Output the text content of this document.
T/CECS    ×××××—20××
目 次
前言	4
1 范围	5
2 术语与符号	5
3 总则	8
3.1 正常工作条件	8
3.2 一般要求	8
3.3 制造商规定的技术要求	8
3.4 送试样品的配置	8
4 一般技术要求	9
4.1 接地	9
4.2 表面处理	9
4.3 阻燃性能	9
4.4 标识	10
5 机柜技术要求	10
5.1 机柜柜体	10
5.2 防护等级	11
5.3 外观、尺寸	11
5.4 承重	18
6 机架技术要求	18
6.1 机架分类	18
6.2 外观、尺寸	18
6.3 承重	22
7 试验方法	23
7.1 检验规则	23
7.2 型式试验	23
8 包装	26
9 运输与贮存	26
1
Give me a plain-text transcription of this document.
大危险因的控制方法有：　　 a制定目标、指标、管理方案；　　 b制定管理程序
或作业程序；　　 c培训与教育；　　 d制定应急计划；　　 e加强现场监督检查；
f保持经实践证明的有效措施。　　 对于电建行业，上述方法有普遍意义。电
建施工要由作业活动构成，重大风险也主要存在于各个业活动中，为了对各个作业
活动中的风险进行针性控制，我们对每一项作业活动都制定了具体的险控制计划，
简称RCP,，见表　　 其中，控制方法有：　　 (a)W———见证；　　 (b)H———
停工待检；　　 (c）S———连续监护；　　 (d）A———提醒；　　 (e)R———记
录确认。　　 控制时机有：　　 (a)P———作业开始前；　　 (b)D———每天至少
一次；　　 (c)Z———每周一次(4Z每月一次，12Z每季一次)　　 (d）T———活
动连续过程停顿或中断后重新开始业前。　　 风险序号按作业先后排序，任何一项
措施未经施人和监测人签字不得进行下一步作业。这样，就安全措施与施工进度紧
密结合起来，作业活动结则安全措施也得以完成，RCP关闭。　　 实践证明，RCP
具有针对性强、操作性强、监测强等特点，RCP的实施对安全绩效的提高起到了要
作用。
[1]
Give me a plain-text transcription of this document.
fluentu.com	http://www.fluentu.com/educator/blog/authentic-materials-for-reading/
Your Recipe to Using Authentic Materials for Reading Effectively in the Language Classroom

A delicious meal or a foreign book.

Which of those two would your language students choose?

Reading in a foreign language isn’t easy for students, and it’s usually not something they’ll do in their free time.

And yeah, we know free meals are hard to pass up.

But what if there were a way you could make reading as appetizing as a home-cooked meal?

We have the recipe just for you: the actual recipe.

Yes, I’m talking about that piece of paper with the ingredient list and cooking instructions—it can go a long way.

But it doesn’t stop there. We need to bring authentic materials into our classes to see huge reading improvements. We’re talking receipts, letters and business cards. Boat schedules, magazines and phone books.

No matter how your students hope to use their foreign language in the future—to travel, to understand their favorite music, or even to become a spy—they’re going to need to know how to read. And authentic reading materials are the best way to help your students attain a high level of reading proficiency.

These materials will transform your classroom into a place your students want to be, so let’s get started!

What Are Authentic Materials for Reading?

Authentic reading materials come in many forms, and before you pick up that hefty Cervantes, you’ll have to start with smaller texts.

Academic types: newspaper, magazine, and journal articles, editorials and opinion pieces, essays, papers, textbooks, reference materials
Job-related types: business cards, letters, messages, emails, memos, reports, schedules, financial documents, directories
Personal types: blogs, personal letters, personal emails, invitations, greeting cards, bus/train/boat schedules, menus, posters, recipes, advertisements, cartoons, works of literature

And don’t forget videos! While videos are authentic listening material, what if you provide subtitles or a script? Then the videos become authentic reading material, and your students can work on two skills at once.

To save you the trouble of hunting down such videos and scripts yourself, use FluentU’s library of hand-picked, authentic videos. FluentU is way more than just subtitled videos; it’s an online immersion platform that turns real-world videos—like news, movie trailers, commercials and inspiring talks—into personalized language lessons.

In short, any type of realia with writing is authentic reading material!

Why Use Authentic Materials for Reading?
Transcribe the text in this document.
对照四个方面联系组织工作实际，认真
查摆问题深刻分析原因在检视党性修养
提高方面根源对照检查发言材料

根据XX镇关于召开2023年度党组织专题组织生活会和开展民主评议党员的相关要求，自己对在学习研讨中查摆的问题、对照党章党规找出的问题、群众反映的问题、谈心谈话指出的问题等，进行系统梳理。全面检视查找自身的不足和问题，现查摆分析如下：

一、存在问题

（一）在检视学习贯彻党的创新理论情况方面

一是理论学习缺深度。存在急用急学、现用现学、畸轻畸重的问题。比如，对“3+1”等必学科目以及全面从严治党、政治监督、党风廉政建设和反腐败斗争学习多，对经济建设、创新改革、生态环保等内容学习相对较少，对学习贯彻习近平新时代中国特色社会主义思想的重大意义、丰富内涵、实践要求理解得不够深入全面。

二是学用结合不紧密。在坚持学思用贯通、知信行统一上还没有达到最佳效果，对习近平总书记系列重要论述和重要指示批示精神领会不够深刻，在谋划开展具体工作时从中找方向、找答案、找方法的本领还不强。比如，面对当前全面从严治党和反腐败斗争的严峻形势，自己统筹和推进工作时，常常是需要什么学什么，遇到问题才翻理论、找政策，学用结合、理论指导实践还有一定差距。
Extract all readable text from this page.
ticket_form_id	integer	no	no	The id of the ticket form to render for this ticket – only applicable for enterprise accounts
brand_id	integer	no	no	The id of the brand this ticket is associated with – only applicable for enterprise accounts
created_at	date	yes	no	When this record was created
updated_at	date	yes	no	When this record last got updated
☆ ☆ ☆ ☆ ☆
Problem:
Across the records above, count the lines holding "business" and reply with that number alone.

Problem solution:
2